EXERCISE AIM: Locate the lines where "this" occurs and copy them as they stand.

# ENTRIES SUPPLIED start

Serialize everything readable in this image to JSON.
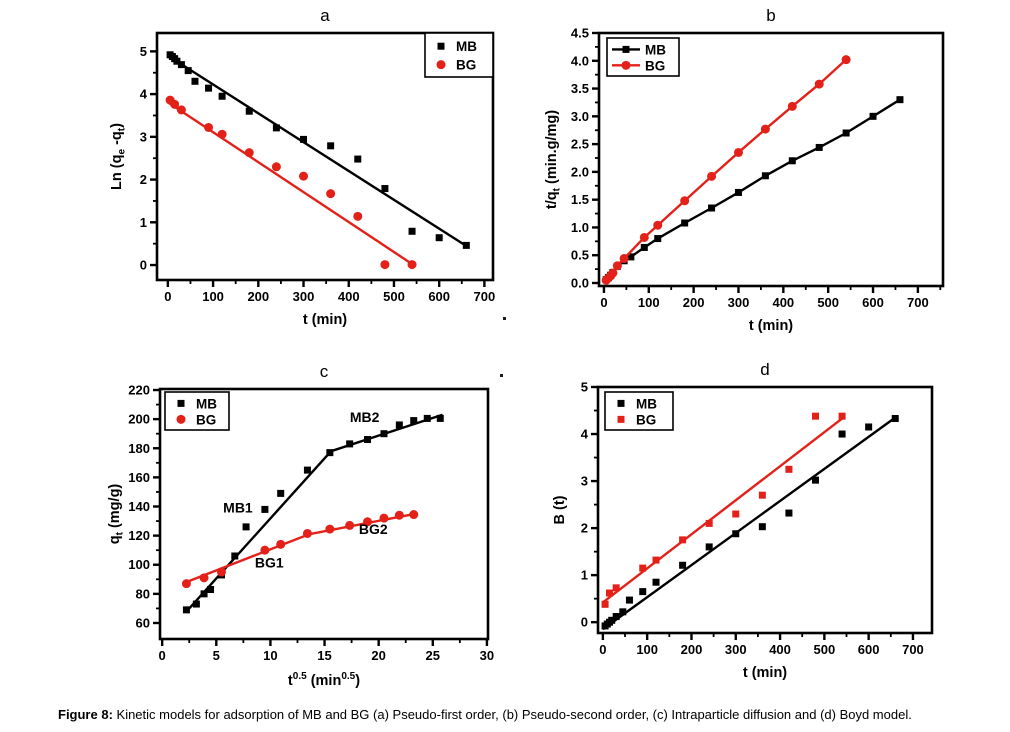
{
  "figure": {
    "caption_label": "Figure 8:",
    "caption_text": " Kinetic models for adsorption of MB and BG (a) Pseudo-first order, (b) Pseudo-second order, (c) Intraparticle diffusion and (d) Boyd model."
  },
  "colors": {
    "mb": "#000000",
    "bg": "#e32119",
    "axis": "#000000",
    "background": "#ffffff"
  },
  "stray_marks": [
    ".",
    "."
  ],
  "chart_data": [
    {
      "id": "a",
      "type": "scatter",
      "title": "a",
      "xlabel": [
        {
          "t": "t (min)"
        }
      ],
      "ylabel": [
        {
          "t": "Ln (q"
        },
        {
          "t": "e",
          "s": "sub"
        },
        {
          "t": " -q"
        },
        {
          "t": "t",
          "s": "sub"
        },
        {
          "t": ")"
        }
      ],
      "xlim": [
        -24,
        719
      ],
      "ylim": [
        -0.35,
        5.43
      ],
      "xticks": {
        "values": [
          0,
          100,
          200,
          300,
          400,
          500,
          600,
          700
        ],
        "labels": [
          "0",
          "100",
          "200",
          "300",
          "400",
          "500",
          "600",
          "700"
        ]
      },
      "yticks": {
        "values": [
          0,
          1,
          2,
          3,
          4,
          5
        ],
        "labels": [
          "0",
          "1",
          "2",
          "3",
          "4",
          "5"
        ]
      },
      "minor_x": true,
      "minor_y": true,
      "grid": false,
      "legend": {
        "position": "top-right",
        "items": [
          {
            "label": "MB",
            "color": "#000000",
            "marker": "square"
          },
          {
            "label": "BG",
            "color": "#e32119",
            "marker": "circle"
          }
        ]
      },
      "series": [
        {
          "name": "MB-fit",
          "color": "#000000",
          "line": [
            [
              0,
              4.9
            ],
            [
              658,
              0.46
            ]
          ]
        },
        {
          "name": "BG-fit",
          "color": "#e32119",
          "line": [
            [
              0,
              3.81
            ],
            [
              542,
              0.01
            ]
          ]
        },
        {
          "name": "MB",
          "color": "#000000",
          "marker": "square",
          "connect": false,
          "points": [
            [
              5,
              4.92
            ],
            [
              10,
              4.88
            ],
            [
              15,
              4.83
            ],
            [
              20,
              4.77
            ],
            [
              30,
              4.69
            ],
            [
              45,
              4.55
            ],
            [
              60,
              4.3
            ],
            [
              90,
              4.14
            ],
            [
              120,
              3.95
            ],
            [
              180,
              3.6
            ],
            [
              240,
              3.21
            ],
            [
              300,
              2.94
            ],
            [
              360,
              2.79
            ],
            [
              420,
              2.48
            ],
            [
              480,
              1.79
            ],
            [
              540,
              0.79
            ],
            [
              600,
              0.64
            ],
            [
              660,
              0.46
            ]
          ]
        },
        {
          "name": "BG",
          "color": "#e32119",
          "marker": "circle",
          "connect": false,
          "points": [
            [
              5,
              3.86
            ],
            [
              15,
              3.76
            ],
            [
              30,
              3.63
            ],
            [
              90,
              3.22
            ],
            [
              120,
              3.06
            ],
            [
              180,
              2.63
            ],
            [
              240,
              2.3
            ],
            [
              300,
              2.08
            ],
            [
              360,
              1.67
            ],
            [
              420,
              1.14
            ],
            [
              480,
              0.01
            ],
            [
              540,
              0.01
            ]
          ]
        }
      ],
      "annotations": []
    },
    {
      "id": "b",
      "type": "line",
      "title": "b",
      "xlabel": [
        {
          "t": "t (min)"
        }
      ],
      "ylabel": [
        {
          "t": "t/q"
        },
        {
          "t": "t",
          "s": "sub"
        },
        {
          "t": " (min.g/mg)"
        }
      ],
      "xlim": [
        -11,
        756
      ],
      "ylim": [
        -0.054,
        4.5
      ],
      "xticks": {
        "values": [
          0,
          100,
          200,
          300,
          400,
          500,
          600,
          700
        ],
        "labels": [
          "0",
          "100",
          "200",
          "300",
          "400",
          "500",
          "600",
          "700"
        ]
      },
      "yticks": {
        "values": [
          0,
          0.5,
          1,
          1.5,
          2,
          2.5,
          3,
          3.5,
          4,
          4.5
        ],
        "labels": [
          "0.0",
          "0.5",
          "1.0",
          "1.5",
          "2.0",
          "2.5",
          "3.0",
          "3.5",
          "4.0",
          "4.5"
        ]
      },
      "minor_x": true,
      "minor_y": true,
      "grid": false,
      "legend": {
        "position": "top-left",
        "items": [
          {
            "label": "MB",
            "color": "#000000",
            "marker": "square"
          },
          {
            "label": "BG",
            "color": "#e32119",
            "marker": "circle"
          }
        ]
      },
      "series": [
        {
          "name": "MB",
          "color": "#000000",
          "marker": "square",
          "connect": true,
          "points": [
            [
              5,
              0.06
            ],
            [
              10,
              0.1
            ],
            [
              15,
              0.14
            ],
            [
              20,
              0.19
            ],
            [
              30,
              0.3
            ],
            [
              45,
              0.4
            ],
            [
              60,
              0.47
            ],
            [
              90,
              0.64
            ],
            [
              120,
              0.8
            ],
            [
              180,
              1.08
            ],
            [
              240,
              1.35
            ],
            [
              300,
              1.63
            ],
            [
              360,
              1.93
            ],
            [
              420,
              2.2
            ],
            [
              480,
              2.44
            ],
            [
              540,
              2.7
            ],
            [
              600,
              3.0
            ],
            [
              660,
              3.3
            ]
          ]
        },
        {
          "name": "BG",
          "color": "#e32119",
          "marker": "circle",
          "connect": true,
          "points": [
            [
              5,
              0.05
            ],
            [
              10,
              0.09
            ],
            [
              15,
              0.13
            ],
            [
              20,
              0.18
            ],
            [
              30,
              0.31
            ],
            [
              45,
              0.44
            ],
            [
              90,
              0.82
            ],
            [
              120,
              1.04
            ],
            [
              180,
              1.48
            ],
            [
              240,
              1.92
            ],
            [
              300,
              2.35
            ],
            [
              360,
              2.77
            ],
            [
              420,
              3.18
            ],
            [
              480,
              3.58
            ],
            [
              540,
              4.02
            ]
          ]
        }
      ],
      "annotations": []
    },
    {
      "id": "c",
      "type": "scatter",
      "title": "c",
      "xlabel": [
        {
          "t": "t"
        },
        {
          "t": "0.5",
          "s": "sup"
        },
        {
          "t": " (min"
        },
        {
          "t": "0.5",
          "s": "sup"
        },
        {
          "t": ")"
        }
      ],
      "ylabel": [
        {
          "t": "q"
        },
        {
          "t": "t",
          "s": "sub"
        },
        {
          "t": " (mg/g)"
        }
      ],
      "xlim": [
        -0.2,
        30.1
      ],
      "ylim": [
        49,
        220.7
      ],
      "xticks": {
        "values": [
          0,
          5,
          10,
          15,
          20,
          25,
          30
        ],
        "labels": [
          "0",
          "5",
          "10",
          "15",
          "20",
          "25",
          "30"
        ]
      },
      "yticks": {
        "values": [
          60,
          80,
          100,
          120,
          140,
          160,
          180,
          200,
          220
        ],
        "labels": [
          "60",
          "80",
          "100",
          "120",
          "140",
          "160",
          "180",
          "200",
          "220"
        ]
      },
      "minor_x": true,
      "minor_y": true,
      "grid": false,
      "legend": {
        "position": "top-left",
        "items": [
          {
            "label": "MB",
            "color": "#000000",
            "marker": "square"
          },
          {
            "label": "BG",
            "color": "#e32119",
            "marker": "circle"
          }
        ]
      },
      "series": [
        {
          "name": "MB1-fit",
          "color": "#000000",
          "line": [
            [
              2.2,
              67.5
            ],
            [
              15.6,
              178
            ]
          ]
        },
        {
          "name": "MB2-fit",
          "color": "#000000",
          "line": [
            [
              15.6,
              178
            ],
            [
              25.9,
              203
            ]
          ]
        },
        {
          "name": "BG1-fit",
          "color": "#e32119",
          "line": [
            [
              2.2,
              88
            ],
            [
              13.6,
              121
            ]
          ]
        },
        {
          "name": "BG2-fit",
          "color": "#e32119",
          "line": [
            [
              13.6,
              121
            ],
            [
              23.4,
              135
            ]
          ]
        },
        {
          "name": "MB",
          "color": "#000000",
          "marker": "square",
          "connect": false,
          "points": [
            [
              2.24,
              69
            ],
            [
              3.16,
              73
            ],
            [
              3.87,
              80
            ],
            [
              4.47,
              83
            ],
            [
              5.48,
              93
            ],
            [
              6.71,
              106
            ],
            [
              7.75,
              126
            ],
            [
              9.49,
              138
            ],
            [
              10.95,
              149
            ],
            [
              13.42,
              165
            ],
            [
              15.49,
              177
            ],
            [
              17.32,
              183
            ],
            [
              18.97,
              186
            ],
            [
              20.49,
              190
            ],
            [
              21.91,
              196
            ],
            [
              23.24,
              199
            ],
            [
              24.49,
              200.5
            ],
            [
              25.69,
              200.5
            ]
          ]
        },
        {
          "name": "BG",
          "color": "#e32119",
          "marker": "circle",
          "connect": false,
          "points": [
            [
              2.24,
              87
            ],
            [
              3.87,
              91
            ],
            [
              5.48,
              95
            ],
            [
              9.49,
              110
            ],
            [
              10.95,
              114
            ],
            [
              13.42,
              121.5
            ],
            [
              15.49,
              124.5
            ],
            [
              17.32,
              127
            ],
            [
              18.97,
              129.5
            ],
            [
              20.49,
              132
            ],
            [
              21.91,
              134
            ],
            [
              23.24,
              134.5
            ]
          ]
        }
      ],
      "annotations": [
        {
          "text": "MB1",
          "x": 7.0,
          "y": 136
        },
        {
          "text": "MB2",
          "x": 18.7,
          "y": 198
        },
        {
          "text": "BG1",
          "x": 9.9,
          "y": 98
        },
        {
          "text": "BG2",
          "x": 19.5,
          "y": 121
        }
      ]
    },
    {
      "id": "d",
      "type": "scatter",
      "title": "d",
      "xlabel": [
        {
          "t": "t (min)"
        }
      ],
      "ylabel": [
        {
          "t": "B (t)"
        }
      ],
      "xlim": [
        -11,
        743
      ],
      "ylim": [
        -0.23,
        5.0
      ],
      "xticks": {
        "values": [
          0,
          100,
          200,
          300,
          400,
          500,
          600,
          700
        ],
        "labels": [
          "0",
          "100",
          "200",
          "300",
          "400",
          "500",
          "600",
          "700"
        ]
      },
      "yticks": {
        "values": [
          0,
          1,
          2,
          3,
          4,
          5
        ],
        "labels": [
          "0",
          "1",
          "2",
          "3",
          "4",
          "5"
        ]
      },
      "minor_x": true,
      "minor_y": true,
      "grid": false,
      "legend": {
        "position": "top-left",
        "items": [
          {
            "label": "MB",
            "color": "#000000",
            "marker": "square"
          },
          {
            "label": "BG",
            "color": "#e32119",
            "marker": "square"
          }
        ]
      },
      "series": [
        {
          "name": "MB-fit",
          "color": "#000000",
          "line": [
            [
              0,
              -0.15
            ],
            [
              660,
              4.35
            ]
          ]
        },
        {
          "name": "BG-fit",
          "color": "#e32119",
          "line": [
            [
              0,
              0.42
            ],
            [
              540,
              4.33
            ]
          ]
        },
        {
          "name": "MB",
          "color": "#000000",
          "marker": "square",
          "connect": false,
          "points": [
            [
              5,
              -0.08
            ],
            [
              10,
              -0.04
            ],
            [
              15,
              0.0
            ],
            [
              20,
              0.04
            ],
            [
              30,
              0.12
            ],
            [
              45,
              0.22
            ],
            [
              60,
              0.47
            ],
            [
              90,
              0.65
            ],
            [
              120,
              0.85
            ],
            [
              180,
              1.21
            ],
            [
              240,
              1.6
            ],
            [
              300,
              1.88
            ],
            [
              360,
              2.03
            ],
            [
              420,
              2.32
            ],
            [
              480,
              3.02
            ],
            [
              540,
              4.0
            ],
            [
              600,
              4.15
            ],
            [
              660,
              4.33
            ]
          ]
        },
        {
          "name": "BG",
          "color": "#e32119",
          "marker": "square",
          "connect": false,
          "points": [
            [
              5,
              0.38
            ],
            [
              15,
              0.62
            ],
            [
              30,
              0.73
            ],
            [
              90,
              1.15
            ],
            [
              120,
              1.32
            ],
            [
              180,
              1.75
            ],
            [
              240,
              2.1
            ],
            [
              300,
              2.3
            ],
            [
              360,
              2.7
            ],
            [
              420,
              3.25
            ],
            [
              480,
              4.38
            ],
            [
              540,
              4.38
            ]
          ]
        }
      ],
      "annotations": []
    }
  ]
}
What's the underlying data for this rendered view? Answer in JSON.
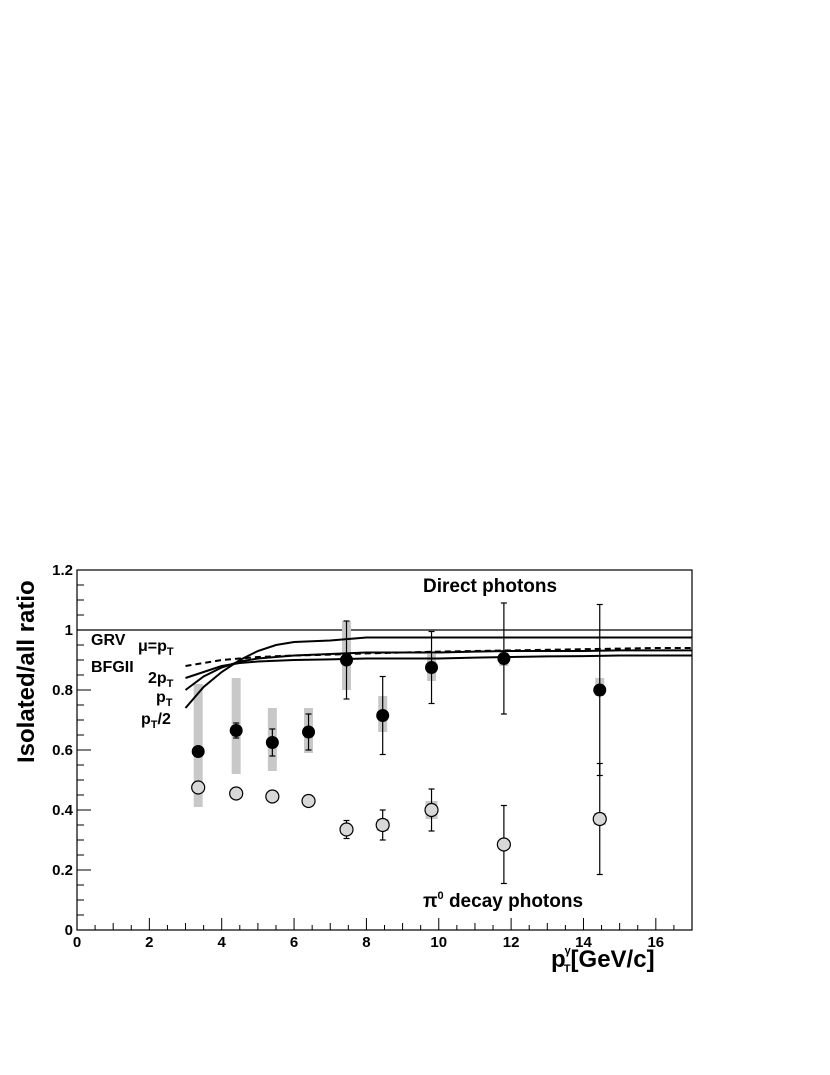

# ENTRIES SUPPLIED end

WORKED SOLUTION:
Serialize everything readable in this image to JSON.
What's the underlying data for this rendered view? Answer in JSON.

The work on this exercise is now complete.